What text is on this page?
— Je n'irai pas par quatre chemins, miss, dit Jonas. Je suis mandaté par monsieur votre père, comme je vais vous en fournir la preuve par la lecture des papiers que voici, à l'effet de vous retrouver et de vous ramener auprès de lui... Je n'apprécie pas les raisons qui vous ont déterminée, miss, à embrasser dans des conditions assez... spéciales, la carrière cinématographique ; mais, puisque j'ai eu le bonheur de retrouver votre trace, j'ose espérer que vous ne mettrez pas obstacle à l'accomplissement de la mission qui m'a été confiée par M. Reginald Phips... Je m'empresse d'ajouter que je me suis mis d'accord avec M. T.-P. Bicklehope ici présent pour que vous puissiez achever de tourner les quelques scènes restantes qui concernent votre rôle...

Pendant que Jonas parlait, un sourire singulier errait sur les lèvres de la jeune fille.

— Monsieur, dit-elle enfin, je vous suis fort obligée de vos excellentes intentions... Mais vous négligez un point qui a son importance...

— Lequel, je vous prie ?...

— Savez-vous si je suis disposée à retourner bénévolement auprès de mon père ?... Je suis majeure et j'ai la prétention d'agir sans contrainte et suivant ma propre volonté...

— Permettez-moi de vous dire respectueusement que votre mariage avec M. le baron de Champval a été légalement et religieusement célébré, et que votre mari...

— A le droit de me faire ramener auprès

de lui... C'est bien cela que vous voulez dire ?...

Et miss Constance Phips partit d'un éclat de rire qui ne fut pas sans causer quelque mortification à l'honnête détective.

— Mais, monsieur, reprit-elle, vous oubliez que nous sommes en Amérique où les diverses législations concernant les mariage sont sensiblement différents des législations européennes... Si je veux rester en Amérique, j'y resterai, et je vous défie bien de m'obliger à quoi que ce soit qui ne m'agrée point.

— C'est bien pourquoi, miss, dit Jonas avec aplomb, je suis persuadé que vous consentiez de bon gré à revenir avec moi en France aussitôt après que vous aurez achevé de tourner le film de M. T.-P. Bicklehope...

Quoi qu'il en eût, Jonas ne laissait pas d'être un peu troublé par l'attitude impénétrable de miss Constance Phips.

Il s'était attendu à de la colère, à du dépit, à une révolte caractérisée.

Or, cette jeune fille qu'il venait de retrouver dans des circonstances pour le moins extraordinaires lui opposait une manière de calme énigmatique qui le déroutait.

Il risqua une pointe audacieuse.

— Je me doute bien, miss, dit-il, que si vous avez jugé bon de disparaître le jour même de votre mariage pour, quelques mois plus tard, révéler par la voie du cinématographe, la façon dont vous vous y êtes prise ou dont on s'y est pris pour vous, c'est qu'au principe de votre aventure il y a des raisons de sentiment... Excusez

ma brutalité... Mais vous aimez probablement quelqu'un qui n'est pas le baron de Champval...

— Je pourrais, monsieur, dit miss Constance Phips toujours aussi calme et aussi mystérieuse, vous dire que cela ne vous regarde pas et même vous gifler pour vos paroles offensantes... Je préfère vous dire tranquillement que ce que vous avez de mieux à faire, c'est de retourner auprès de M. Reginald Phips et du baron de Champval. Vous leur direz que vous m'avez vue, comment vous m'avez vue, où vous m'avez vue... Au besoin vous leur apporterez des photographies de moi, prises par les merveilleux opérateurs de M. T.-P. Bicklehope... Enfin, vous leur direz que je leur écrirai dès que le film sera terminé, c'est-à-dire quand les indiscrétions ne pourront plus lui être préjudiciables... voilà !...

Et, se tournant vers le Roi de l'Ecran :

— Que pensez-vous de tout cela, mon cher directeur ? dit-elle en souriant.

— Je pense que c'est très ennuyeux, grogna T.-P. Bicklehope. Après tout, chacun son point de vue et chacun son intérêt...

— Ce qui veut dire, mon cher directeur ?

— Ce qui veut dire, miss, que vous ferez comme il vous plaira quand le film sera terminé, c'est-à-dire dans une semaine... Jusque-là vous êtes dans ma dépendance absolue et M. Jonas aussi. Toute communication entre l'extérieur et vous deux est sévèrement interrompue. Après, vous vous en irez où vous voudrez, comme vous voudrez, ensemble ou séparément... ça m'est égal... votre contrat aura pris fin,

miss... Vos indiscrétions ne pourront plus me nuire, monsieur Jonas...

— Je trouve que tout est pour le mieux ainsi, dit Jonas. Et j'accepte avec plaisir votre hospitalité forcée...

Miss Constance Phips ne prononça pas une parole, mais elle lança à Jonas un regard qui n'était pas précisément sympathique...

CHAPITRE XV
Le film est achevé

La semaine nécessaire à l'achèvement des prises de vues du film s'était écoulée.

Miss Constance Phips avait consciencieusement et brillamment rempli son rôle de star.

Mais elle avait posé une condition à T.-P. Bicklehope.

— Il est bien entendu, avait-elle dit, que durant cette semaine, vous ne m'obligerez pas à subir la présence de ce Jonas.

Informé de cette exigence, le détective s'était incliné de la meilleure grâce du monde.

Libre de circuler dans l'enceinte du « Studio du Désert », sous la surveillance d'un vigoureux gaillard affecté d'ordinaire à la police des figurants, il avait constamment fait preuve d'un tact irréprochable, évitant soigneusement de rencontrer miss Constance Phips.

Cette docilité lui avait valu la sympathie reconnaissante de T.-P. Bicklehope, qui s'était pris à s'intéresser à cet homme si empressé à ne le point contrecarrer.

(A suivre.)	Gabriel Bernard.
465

TASK TO COMPLETE: Copy out each line of the data containing the string "preuve".

SOLUTION TO THE PROBLEM:
— Je n'irai pas par quatre chemins, miss, dit Jonas. Je suis mandaté par monsieur votre père, comme je vais vous en fournir la preuve par la lecture des papiers que voici, à l'effet de vous retrouver et de vous ramener auprès de lui... Je n'apprécie pas les raisons qui vous ont déterminée, miss, à embrasser dans des conditions assez... spéciales, la carrière cinématographique ; mais, puisque j'ai eu le bonheur de retrouver votre trace, j'ose espérer que vous ne mettrez pas obstacle à l'accomplissement de la mission qui m'a été confiée par M. Reginald Phips... Je m'empresse d'ajouter que je me suis mis d'accord avec M. T.-P. Bicklehope ici présent pour que vous puissiez achever de tourner les quelques scènes restantes qui concernent votre rôle...
Libre de circuler dans l'enceinte du « Studio du Désert », sous la surveillance d'un vigoureux gaillard affecté d'ordinaire à la police des figurants, il avait constamment fait preuve d'un tact irréprochable, évitant soigneusement de rencontrer miss Constance Phips.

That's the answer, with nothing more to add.